In the entries below, find every line with "representing" and copy it.

- - -

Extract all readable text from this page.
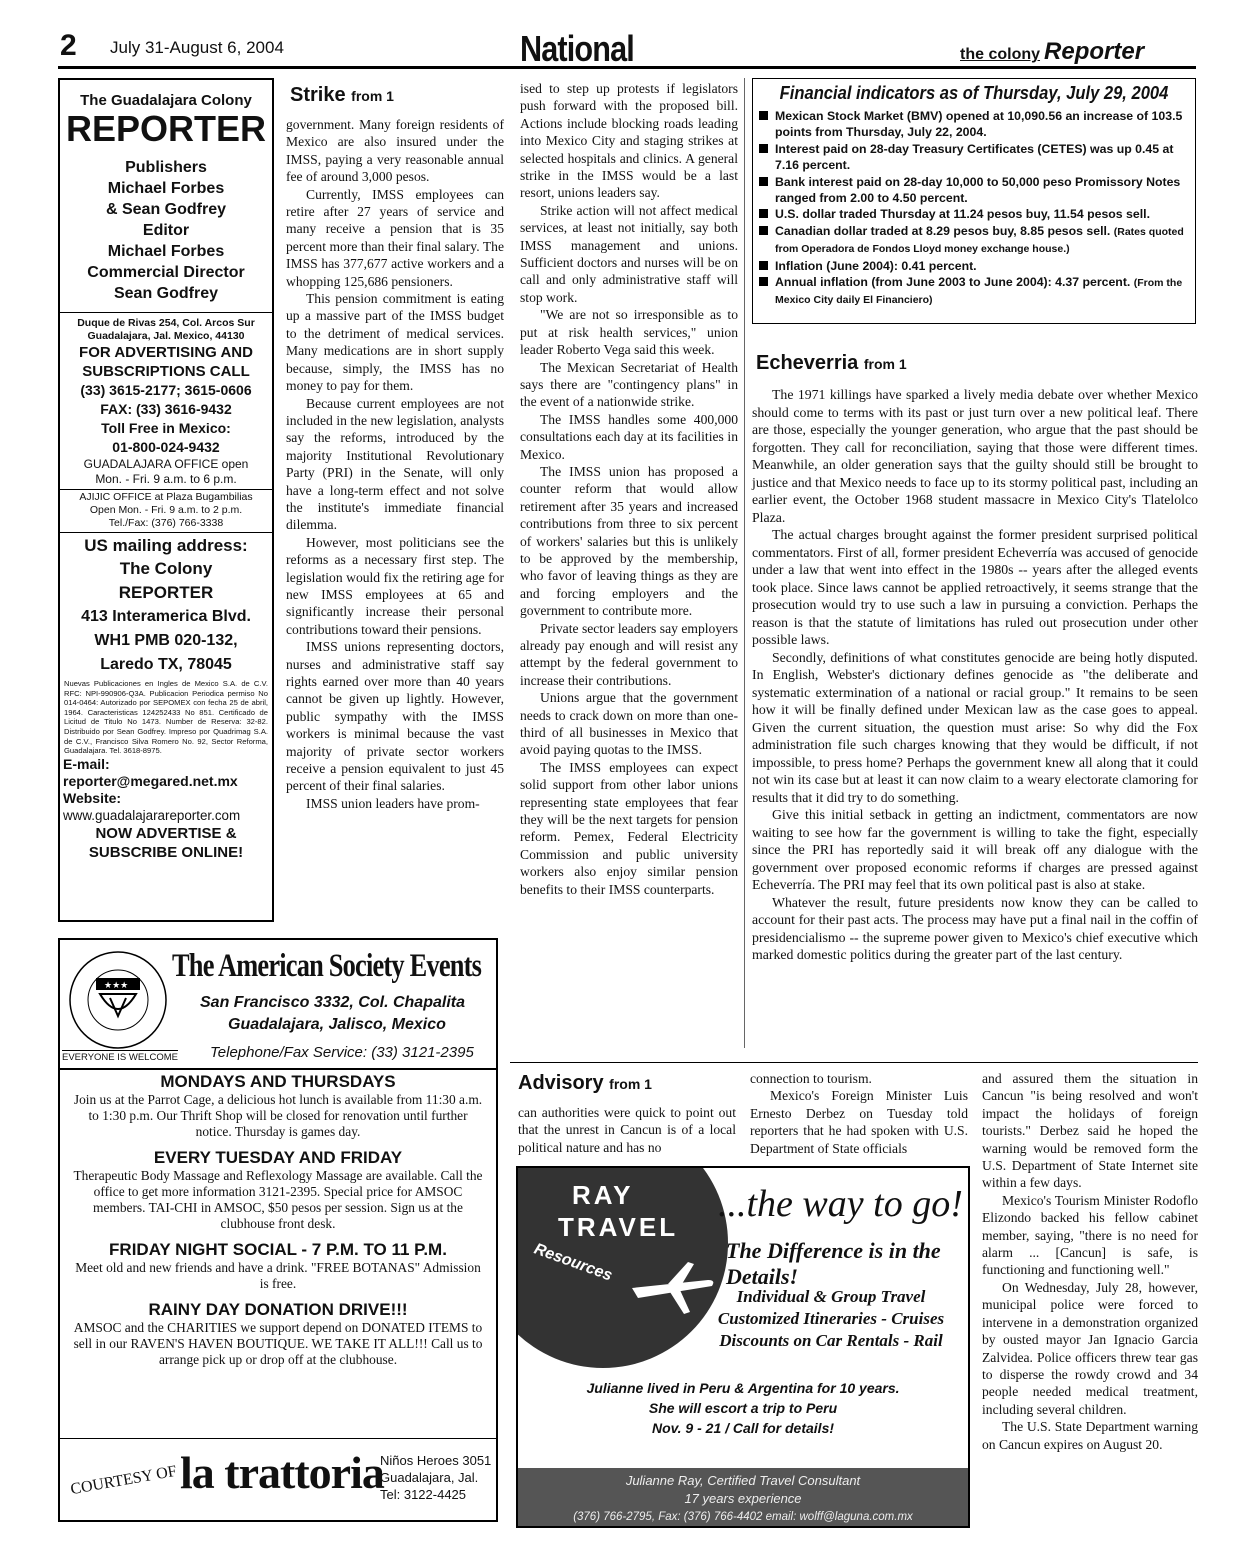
2 July 31-August 6, 2004	National	the colony Reporter
The Guadalajara Colony
REPORTER
Publishers
Michael Forbes
& Sean Godfrey
Editor
Michael Forbes
Commercial Director
Sean Godfrey
Duque de Rivas 254, Col. Arcos Sur
Guadalajara, Jal. Mexico, 44130
FOR ADVERTISING AND
SUBSCRIPTIONS CALL
(33) 3615-2177; 3615-0606
FAX: (33) 3616-9432
Toll Free in Mexico:
01-800-024-9432
GUADALAJARA OFFICE open
Mon. - Fri. 9 a.m. to 6 p.m.
AJIJIC OFFICE at Plaza Bugambilias
Open Mon. - Fri. 9 a.m. to 2 p.m.
Tel./Fax: (376) 766-3338
US mailing address:
The Colony
REPORTER
413 Interamerica Blvd.
WH1 PMB 020-132,
Laredo TX, 78045
Nuevas Publicaciones en Ingles de Mexico S.A. de C.V. RFC: NPI-990906-Q3A. Publicacion Periodica permiso No 014-0464: Autorizado por SEPOMEX con fecha 25 de abril, 1964. Caracteristicas 124252433 No 851. Certificado de Licitud de Titulo No 1473. Number de Reserva: 32-82. Distribuido por Sean Godfrey. Impreso por Quadrimag S.A. de C.V., Francisco Silva Romero No. 92, Sector Reforma, Guadalajara. Tel. 3618-8975.
E-mail:
reporter@megared.net.mx
Website:
www.guadalajarareporter.com
NOW ADVERTISE &
SUBSCRIBE ONLINE!
Strike from 1

government. Many foreign residents of Mexico are also insured under the IMSS, paying a very reasonable annual fee of around 3,000 pesos.

Currently, IMSS employees can retire after 27 years of service and many receive a pension that is 35 percent more than their final salary. The IMSS has 377,677 active workers and a whopping 125,686 pensioners.

This pension commitment is eating up a massive part of the IMSS budget to the detriment of medical services. Many medications are in short supply because, simply, the IMSS has no money to pay for them.

Because current employees are not included in the new legislation, analysts say the reforms, introduced by the majority Institutional Revolutionary Party (PRI) in the Senate, will only have a long-term effect and not solve the institute's immediate financial dilemma.

However, most politicians see the reforms as a necessary first step. The legislation would fix the retiring age for new IMSS employees at 65 and significantly increase their personal contributions toward their pensions.

IMSS unions representing doctors, nurses and administrative staff say rights earned over more than 40 years cannot be given up lightly. However, public sympathy with the IMSS workers is minimal because the vast majority of private sector workers receive a pension equivalent to just 45 percent of their final salaries.

IMSS union leaders have prom-

ised to step up protests if legislators push forward with the proposed bill. Actions include blocking roads leading into Mexico City and staging strikes at selected hospitals and clinics. A general strike in the IMSS would be a last resort, unions leaders say.

Strike action will not affect medical services, at least not initially, say both IMSS management and unions. Sufficient doctors and nurses will be on call and only administrative staff will stop work.

"We are not so irresponsible as to put at risk health services," union leader Roberto Vega said this week.

The Mexican Secretariat of Health says there are "contingency plans" in the event of a nationwide strike.

The IMSS handles some 400,000 consultations each day at its facilities in Mexico.

The IMSS union has proposed a counter reform that would allow retirement after 35 years and increased contributions from three to six percent of workers' salaries but this is unlikely to be approved by the membership, who favor of leaving things as they are and forcing employers and the government to contribute more.

Private sector leaders say employers already pay enough and will resist any attempt by the federal government to increase their contributions.

Unions argue that the government needs to crack down on more than one-third of all businesses in Mexico that avoid paying quotas to the IMSS.

The IMSS employees can expect solid support from other labor unions representing state employees that fear they will be the next targets for pension reform. Pemex, Federal Electricity Commission and public university workers also enjoy similar pension benefits to their IMSS counterparts.

Financial indicators as of Thursday, July 29, 2004
Mexican Stock Market (BMV) opened at 10,090.56 an increase of 103.5 points from Thursday, July 22, 2004.
Interest paid on 28-day Treasury Certificates (CETES) was up 0.45 at 7.16 percent.
Bank interest paid on 28-day 10,000 to 50,000 peso Promissory Notes ranged from 2.00 to 4.50 percent.
U.S. dollar traded Thursday at 11.24 pesos buy, 11.54 pesos sell.
Canadian dollar traded at 8.29 pesos buy, 8.85 pesos sell. (Rates quoted from Operadora de Fondos Lloyd money exchange house.)
Inflation (June 2004): 0.41 percent.
Annual inflation (from June 2003 to June 2004): 4.37 percent. (From the Mexico City daily El Financiero)
Echeverria from 1

The 1971 killings have sparked a lively media debate over whether Mexico should come to terms with its past or just turn over a new political leaf. There are those, especially the younger generation, who argue that the past should be forgotten. They call for reconciliation, saying that those were different times. Meanwhile, an older generation says that the guilty should still be brought to justice and that Mexico needs to face up to its stormy political past, including an earlier event, the October 1968 student massacre in Mexico City's Tlatelolco Plaza.

The actual charges brought against the former president surprised political commentators. First of all, former president Echeverría was accused of genocide under a law that went into effect in the 1980s -- years after the alleged events took place. Since laws cannot be applied retroactively, it seems strange that the prosecution would try to use such a law in pursuing a conviction. Perhaps the reason is that the statute of limitations has ruled out prosecution under other possible laws.

Secondly, definitions of what constitutes genocide are being hotly disputed. In English, Webster's dictionary defines genocide as "the deliberate and systematic extermination of a national or racial group." It remains to be seen how it will be finally defined under Mexican law as the case goes to appeal. Given the current situation, the question must arise: So why did the Fox administration file such charges knowing that they would be difficult, if not impossible, to press home? Perhaps the government knew all along that it could not win its case but at least it can now claim to a weary electorate clamoring for results that it did try to do something.

Give this initial setback in getting an indictment, commentators are now waiting to see how far the government is willing to take the fight, especially since the PRI has reportedly said it will break off any dialogue with the government over proposed economic reforms if charges are pressed against Echeverría. The PRI may feel that its own political past is also at stake.

Whatever the result, future presidents now know they can be called to account for their past acts. The process may have put a final nail in the coffin of presidencialismo -- the supreme power given to Mexico's chief executive which marked domestic politics during the greater part of the last century.

★★★
EVERYONE IS WELCOME
The American Society Events
San Francisco 3332, Col. Chapalita
Guadalajara, Jalisco, Mexico
Telephone/Fax Service: (33) 3121-2395
MONDAYS AND THURSDAYS
Join us at the Parrot Cage, a delicious hot lunch is available from 11:30 a.m. to 1:30 p.m. Our Thrift Shop will be closed for renovation until further notice. Thursday is games day.
EVERY TUESDAY AND FRIDAY
Therapeutic Body Massage and Reflexology Massage are available. Call the office to get more information 3121-2395. Special price for AMSOC members. TAI-CHI in AMSOC, $50 pesos per session. Sign us at the clubhouse front desk.
FRIDAY NIGHT SOCIAL - 7 P.M. TO 11 P.M.
Meet old and new friends and have a drink. "FREE BOTANAS" Admission is free.
RAINY DAY DONATION DRIVE!!!
AMSOC and the CHARITIES we support depend on DONATED ITEMS to sell in our RAVEN'S HAVEN BOUTIQUE. WE TAKE IT ALL!!! Call us to arrange pick up or drop off at the clubhouse.
COURTESY OF la trattoria
Niños Heroes 3051
Guadalajara, Jal.
Tel: 3122-4425
Advisory from 1

can authorities were quick to point out that the unrest in Cancun is of a local political nature and has no

connection to tourism.

Mexico's Foreign Minister Luis Ernesto Derbez on Tuesday told reporters that he had spoken with U.S. Department of State officials

and assured them the situation in Cancun "is being resolved and won't impact the holidays of foreign tourists." Derbez said he hoped the warning would be removed form the U.S. Department of State Internet site within a few days.

Mexico's Tourism Minister Rodoflo Elizondo backed his fellow cabinet member, saying, "there is no need for alarm ... [Cancun] is safe, is functioning and functioning well."

On Wednesday, July 28, however, municipal police were forced to intervene in a demonstration organized by ousted mayor Jan Ignacio Garcia Zalvidea. Police officers threw tear gas to disperse the rowdy crowd and 34 people needed medical treatment, including several children.

The U.S. State Department warning on Cancun expires on August 20.

RAY
TRAVEL
Resources
...the way to go!
The Difference is in the Details!
Individual & Group Travel
Customized Itineraries - Cruises
Discounts on Car Rentals - Rail
Julianne lived in Peru & Argentina for 10 years.
She will escort a trip to Peru
Nov. 9 - 21 / Call for details!
Julianne Ray, Certified Travel Consultant
17 years experience
(376) 766-2795, Fax: (376) 766-4402 email: wolff@laguna.com.mx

- - -

> **SOLUTION TO THIS TASK**
IMSS unions representing doctors, nurses and administrative staff say rights earned over more than 40 years cannot be given up lightly. However, public sympathy with the IMSS workers is minimal because the vast majority of private sector workers receive a pension equivalent to just 45 percent of their final salaries.
The IMSS employees can expect solid support from other labor unions representing state employees that fear they will be the next targets for pension reform. Pemex, Federal Electricity Commission and public university workers also enjoy similar pension benefits to their IMSS counterparts.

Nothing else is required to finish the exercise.